Recorded information.
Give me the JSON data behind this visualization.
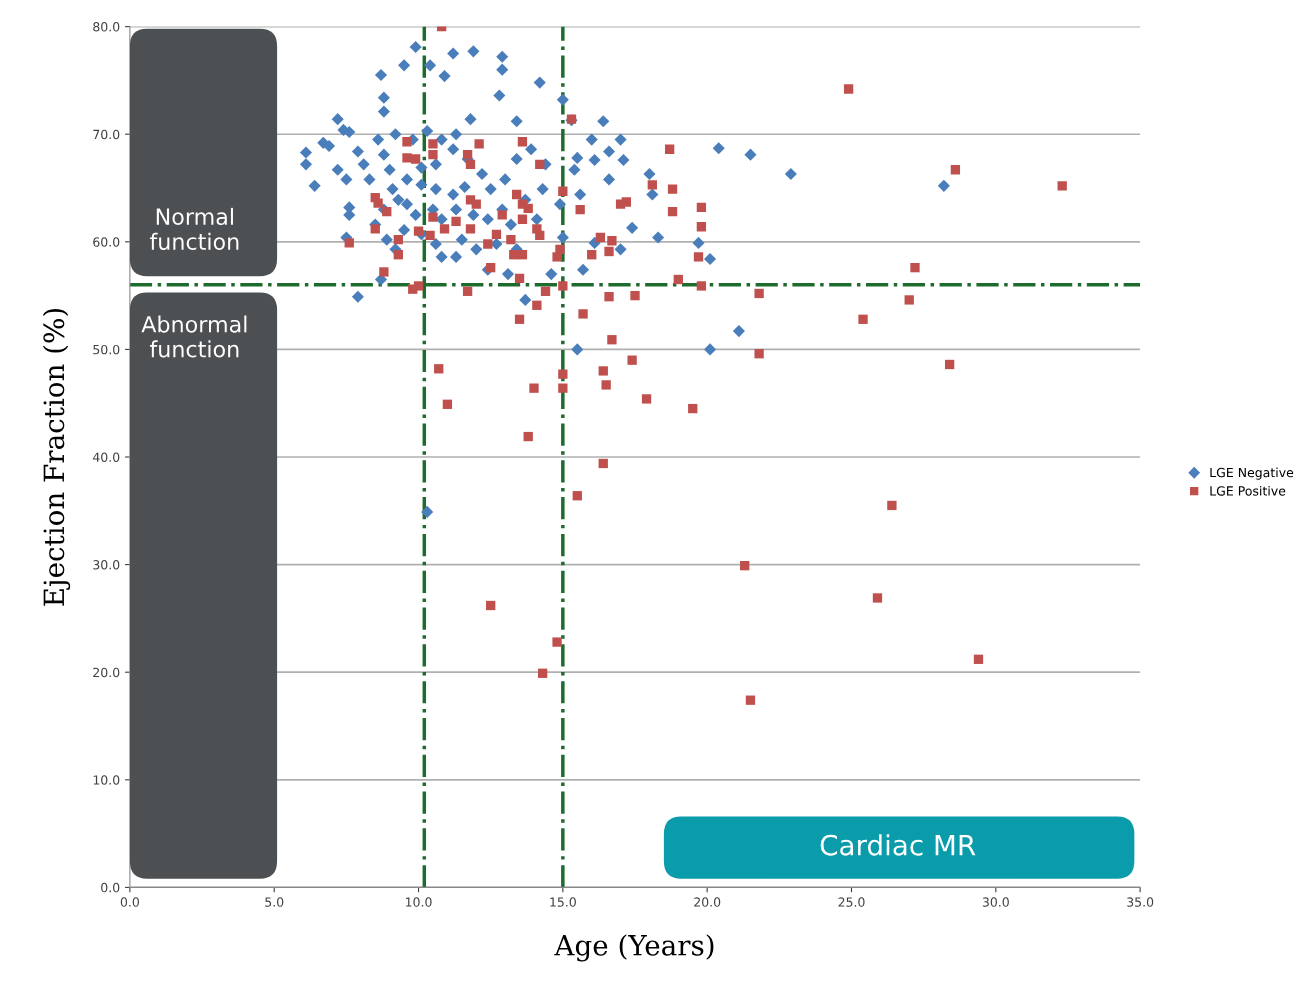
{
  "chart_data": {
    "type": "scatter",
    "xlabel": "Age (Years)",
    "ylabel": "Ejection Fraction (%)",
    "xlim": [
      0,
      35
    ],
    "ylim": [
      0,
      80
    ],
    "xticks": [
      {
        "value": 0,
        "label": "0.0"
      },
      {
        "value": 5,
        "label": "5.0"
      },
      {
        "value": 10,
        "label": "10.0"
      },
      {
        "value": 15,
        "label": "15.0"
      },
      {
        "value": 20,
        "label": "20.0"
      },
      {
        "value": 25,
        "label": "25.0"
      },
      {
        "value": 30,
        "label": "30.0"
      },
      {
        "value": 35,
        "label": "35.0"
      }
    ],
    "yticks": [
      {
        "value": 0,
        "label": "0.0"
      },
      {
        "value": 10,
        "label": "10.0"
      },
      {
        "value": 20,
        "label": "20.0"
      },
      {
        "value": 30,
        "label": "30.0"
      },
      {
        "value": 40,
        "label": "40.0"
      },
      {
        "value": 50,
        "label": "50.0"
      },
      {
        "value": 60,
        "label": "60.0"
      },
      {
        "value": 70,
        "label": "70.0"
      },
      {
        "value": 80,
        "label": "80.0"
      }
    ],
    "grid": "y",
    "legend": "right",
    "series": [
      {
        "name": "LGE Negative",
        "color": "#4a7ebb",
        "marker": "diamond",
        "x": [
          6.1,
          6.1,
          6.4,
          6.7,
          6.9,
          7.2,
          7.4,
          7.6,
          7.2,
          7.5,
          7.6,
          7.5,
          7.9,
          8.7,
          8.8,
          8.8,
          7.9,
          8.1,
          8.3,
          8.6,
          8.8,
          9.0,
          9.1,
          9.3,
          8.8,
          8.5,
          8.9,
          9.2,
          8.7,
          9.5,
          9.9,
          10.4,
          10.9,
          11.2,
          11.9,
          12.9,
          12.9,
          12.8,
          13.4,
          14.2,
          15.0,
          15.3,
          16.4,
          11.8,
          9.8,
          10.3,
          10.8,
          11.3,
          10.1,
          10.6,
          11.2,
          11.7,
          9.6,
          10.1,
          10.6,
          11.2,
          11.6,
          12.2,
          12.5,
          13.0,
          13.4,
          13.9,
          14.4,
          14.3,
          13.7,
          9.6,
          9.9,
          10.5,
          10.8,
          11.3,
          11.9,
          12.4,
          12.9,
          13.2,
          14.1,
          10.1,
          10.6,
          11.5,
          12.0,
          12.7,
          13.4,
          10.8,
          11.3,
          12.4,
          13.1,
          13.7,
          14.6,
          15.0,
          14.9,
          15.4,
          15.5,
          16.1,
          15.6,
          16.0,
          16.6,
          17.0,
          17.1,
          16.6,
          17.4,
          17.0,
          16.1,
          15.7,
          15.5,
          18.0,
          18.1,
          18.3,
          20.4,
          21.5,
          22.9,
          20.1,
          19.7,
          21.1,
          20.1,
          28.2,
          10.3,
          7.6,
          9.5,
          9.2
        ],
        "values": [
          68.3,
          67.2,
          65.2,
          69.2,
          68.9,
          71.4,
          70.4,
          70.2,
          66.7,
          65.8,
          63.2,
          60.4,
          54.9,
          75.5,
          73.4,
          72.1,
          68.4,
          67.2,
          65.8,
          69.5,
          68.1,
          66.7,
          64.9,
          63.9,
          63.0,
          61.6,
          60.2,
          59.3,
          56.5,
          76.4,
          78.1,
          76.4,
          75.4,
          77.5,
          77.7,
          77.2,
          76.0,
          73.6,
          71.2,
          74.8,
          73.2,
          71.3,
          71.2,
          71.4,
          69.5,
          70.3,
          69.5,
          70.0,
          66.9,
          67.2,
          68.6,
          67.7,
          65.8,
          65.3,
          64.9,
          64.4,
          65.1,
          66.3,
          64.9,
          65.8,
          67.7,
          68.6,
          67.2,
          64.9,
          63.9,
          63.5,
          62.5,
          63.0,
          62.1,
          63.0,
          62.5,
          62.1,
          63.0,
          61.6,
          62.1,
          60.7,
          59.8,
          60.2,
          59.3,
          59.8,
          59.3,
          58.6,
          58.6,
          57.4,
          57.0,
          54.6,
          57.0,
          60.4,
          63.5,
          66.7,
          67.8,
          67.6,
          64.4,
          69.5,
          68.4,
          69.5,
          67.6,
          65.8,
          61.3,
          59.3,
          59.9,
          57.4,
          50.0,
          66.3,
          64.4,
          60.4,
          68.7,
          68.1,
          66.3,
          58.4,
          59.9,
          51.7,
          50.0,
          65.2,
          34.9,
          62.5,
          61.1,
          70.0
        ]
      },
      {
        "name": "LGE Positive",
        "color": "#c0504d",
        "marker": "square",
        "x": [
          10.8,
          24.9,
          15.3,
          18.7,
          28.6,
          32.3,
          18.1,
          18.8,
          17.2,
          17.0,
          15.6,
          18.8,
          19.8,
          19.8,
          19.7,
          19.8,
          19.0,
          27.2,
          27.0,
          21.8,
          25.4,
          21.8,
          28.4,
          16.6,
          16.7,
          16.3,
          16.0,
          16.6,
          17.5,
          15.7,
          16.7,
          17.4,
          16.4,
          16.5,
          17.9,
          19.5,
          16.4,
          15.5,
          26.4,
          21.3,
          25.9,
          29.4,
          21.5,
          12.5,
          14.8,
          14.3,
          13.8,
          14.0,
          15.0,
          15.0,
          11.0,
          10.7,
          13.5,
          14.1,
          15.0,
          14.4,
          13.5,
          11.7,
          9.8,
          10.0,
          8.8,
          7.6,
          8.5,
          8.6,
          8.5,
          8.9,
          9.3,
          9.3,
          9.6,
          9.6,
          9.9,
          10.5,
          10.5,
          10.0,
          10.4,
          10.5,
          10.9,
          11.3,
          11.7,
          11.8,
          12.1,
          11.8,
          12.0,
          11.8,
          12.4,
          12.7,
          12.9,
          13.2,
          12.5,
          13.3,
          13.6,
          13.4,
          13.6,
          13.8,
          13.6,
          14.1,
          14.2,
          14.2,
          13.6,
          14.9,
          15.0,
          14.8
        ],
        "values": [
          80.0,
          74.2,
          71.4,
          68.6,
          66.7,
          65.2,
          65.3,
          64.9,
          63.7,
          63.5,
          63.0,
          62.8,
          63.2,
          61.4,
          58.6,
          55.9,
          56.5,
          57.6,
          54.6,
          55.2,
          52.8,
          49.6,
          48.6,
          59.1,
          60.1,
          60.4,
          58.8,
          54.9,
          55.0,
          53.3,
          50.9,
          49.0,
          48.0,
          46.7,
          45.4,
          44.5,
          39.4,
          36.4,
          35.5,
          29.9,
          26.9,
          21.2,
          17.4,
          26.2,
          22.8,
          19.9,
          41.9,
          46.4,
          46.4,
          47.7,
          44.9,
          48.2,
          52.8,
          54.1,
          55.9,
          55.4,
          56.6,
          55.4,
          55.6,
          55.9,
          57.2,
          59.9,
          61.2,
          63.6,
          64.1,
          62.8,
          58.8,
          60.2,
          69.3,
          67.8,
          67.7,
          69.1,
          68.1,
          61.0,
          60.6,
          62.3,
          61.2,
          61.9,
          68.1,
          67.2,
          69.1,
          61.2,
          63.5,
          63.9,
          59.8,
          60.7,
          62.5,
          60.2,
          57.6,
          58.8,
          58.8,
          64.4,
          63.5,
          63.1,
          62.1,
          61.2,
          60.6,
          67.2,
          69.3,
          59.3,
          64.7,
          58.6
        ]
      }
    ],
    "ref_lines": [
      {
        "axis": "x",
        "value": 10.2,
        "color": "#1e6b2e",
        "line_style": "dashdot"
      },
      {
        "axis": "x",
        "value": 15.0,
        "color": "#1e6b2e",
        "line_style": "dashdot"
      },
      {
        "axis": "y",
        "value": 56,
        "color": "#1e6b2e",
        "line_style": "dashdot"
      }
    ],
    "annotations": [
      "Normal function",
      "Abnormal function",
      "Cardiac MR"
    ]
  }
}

Exercise goal.
Check each line in the records for the word "function" and say how many have it, with nothing else.

Response to the exercise.
2